Repeat each entry exactly and drop the pictures.

** Begin **

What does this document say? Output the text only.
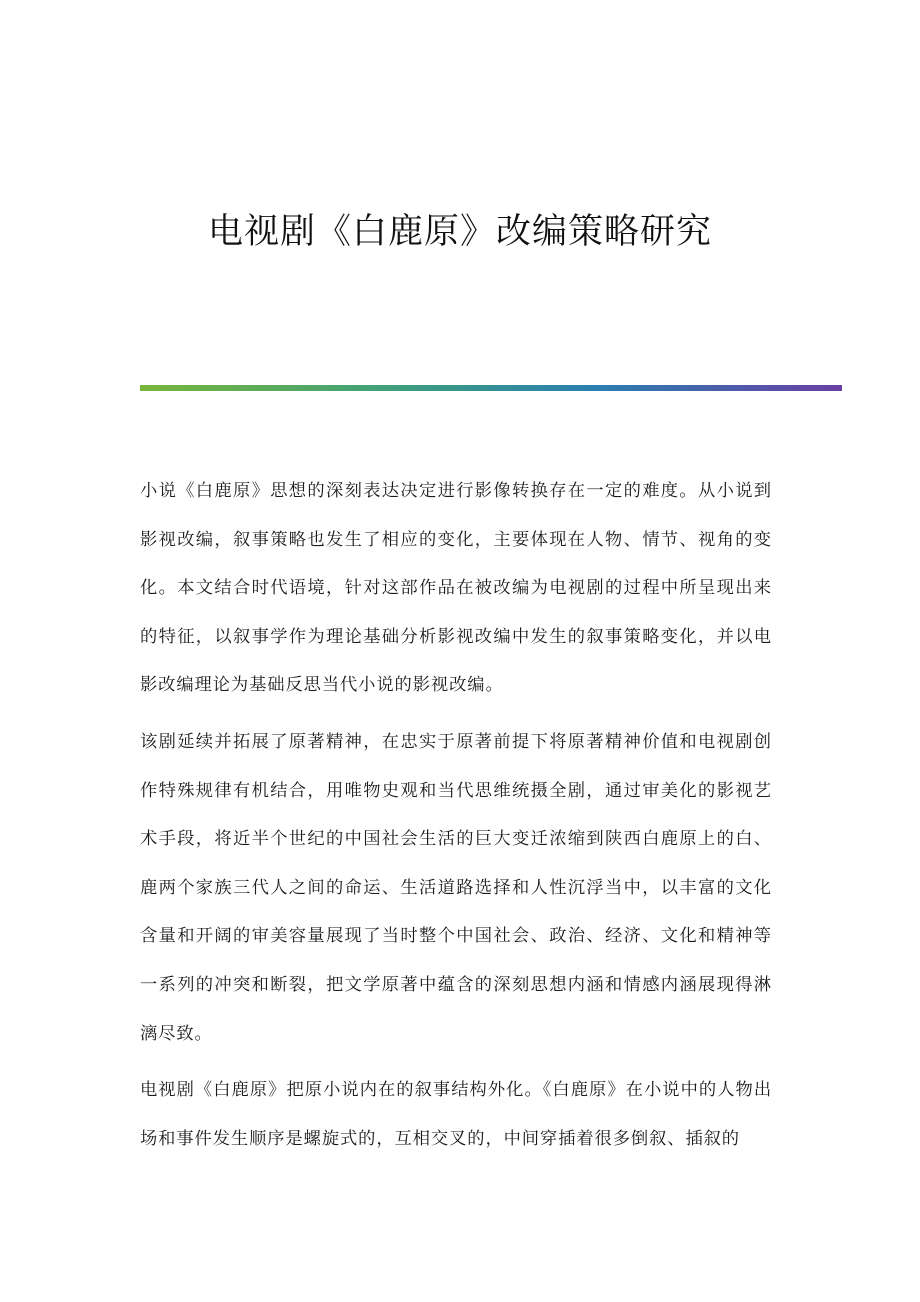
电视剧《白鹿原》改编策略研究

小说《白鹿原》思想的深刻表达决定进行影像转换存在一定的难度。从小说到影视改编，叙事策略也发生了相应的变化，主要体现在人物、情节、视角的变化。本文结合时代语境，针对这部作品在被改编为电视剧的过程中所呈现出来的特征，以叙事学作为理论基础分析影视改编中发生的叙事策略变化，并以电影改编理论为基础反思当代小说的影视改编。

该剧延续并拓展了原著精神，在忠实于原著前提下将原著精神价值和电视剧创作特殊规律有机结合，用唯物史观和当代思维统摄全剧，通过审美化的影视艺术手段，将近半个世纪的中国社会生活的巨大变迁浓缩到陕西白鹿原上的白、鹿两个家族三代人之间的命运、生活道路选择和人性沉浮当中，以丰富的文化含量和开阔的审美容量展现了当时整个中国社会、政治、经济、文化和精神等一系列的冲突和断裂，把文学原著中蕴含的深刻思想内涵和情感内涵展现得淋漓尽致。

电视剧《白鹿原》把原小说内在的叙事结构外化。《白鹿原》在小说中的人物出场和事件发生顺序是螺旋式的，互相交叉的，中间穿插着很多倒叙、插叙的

** End **

◆ **Task result**
What does this document say? Output the text only.
电视剧《白鹿原》改编策略研究

小说《白鹿原》思想的深刻表达决定进行影像转换存在一定的难度。从小说到影视改编，叙事策略也发生了相应的变化，主要体现在人物、情节、视角的变化。本文结合时代语境，针对这部作品在被改编为电视剧的过程中所呈现出来的特征，以叙事学作为理论基础分析影视改编中发生的叙事策略变化，并以电影改编理论为基础反思当代小说的影视改编。

该剧延续并拓展了原著精神，在忠实于原著前提下将原著精神价值和电视剧创作特殊规律有机结合，用唯物史观和当代思维统摄全剧，通过审美化的影视艺术手段，将近半个世纪的中国社会生活的巨大变迁浓缩到陕西白鹿原上的白、鹿两个家族三代人之间的命运、生活道路选择和人性沉浮当中，以丰富的文化含量和开阔的审美容量展现了当时整个中国社会、政治、经济、文化和精神等一系列的冲突和断裂，把文学原著中蕴含的深刻思想内涵和情感内涵展现得淋漓尽致。

电视剧《白鹿原》把原小说内在的叙事结构外化。《白鹿原》在小说中的人物出场和事件发生顺序是螺旋式的，互相交叉的，中间穿插着很多倒叙、插叙的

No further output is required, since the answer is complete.